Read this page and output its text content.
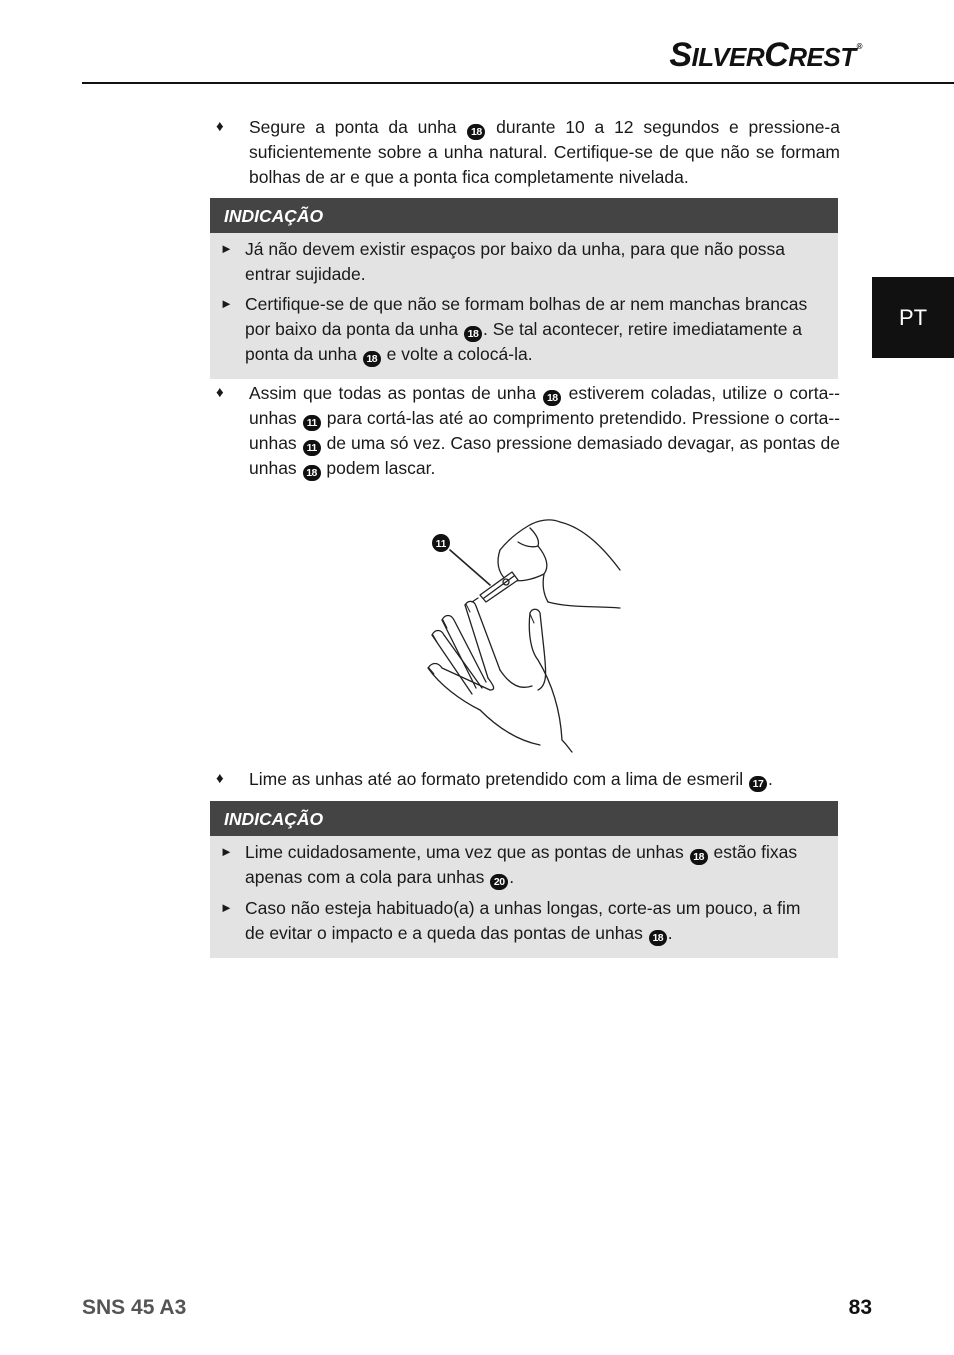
SILVERCREST®
PT
♦ Segure a ponta da unha 18 durante 10 a 12 segundos e pressione-a suficientemente sobre a unha natural. Certifique-se de que não se formam bolhas de ar e que a ponta fica completamente nivelada.
INDICAÇÃO
► Já não devem existir espaços por baixo da unha, para que não possa entrar sujidade.
► Certifique-se de que não se formam bolhas de ar nem manchas brancas por baixo da ponta da unha 18 . Se tal acontecer, retire imediatamente a ponta da unha 18 e volte a colocá-la.
♦ Assim que todas as pontas de unha 18 estiverem coladas, utilize o corta--unhas 11 para cortá-las até ao comprimento pretendido. Pressione o corta--unhas 11 de uma só vez. Caso pressione demasiado devagar, as pontas de unhas 18 podem lascar.
11
♦ Lime as unhas até ao formato pretendido com a lima de esmeril 17 .
INDICAÇÃO
► Lime cuidadosamente, uma vez que as pontas de unhas 18 estão fixas apenas com a cola para unhas 20 .
► Caso não esteja habituado(a) a unhas longas, corte-as um pouco, a fim de evitar o impacto e a queda das pontas de unhas 18 .
SNS 45 A3	83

■ ■ ■ ■

Required work -> Search the entries for the word "pressione", then gather every line that has it.

Correct answer ->
♦ Segure a ponta da unha 18 durante 10 a 12 segundos e pressione-a suficientemente sobre a unha natural. Certifique-se de que não se formam bolhas de ar e que a ponta fica completamente nivelada.
♦ Assim que todas as pontas de unha 18 estiverem coladas, utilize o corta--unhas 11 para cortá-las até ao comprimento pretendido. Pressione o corta--unhas 11 de uma só vez. Caso pressione demasiado devagar, as pontas de unhas 18 podem lascar.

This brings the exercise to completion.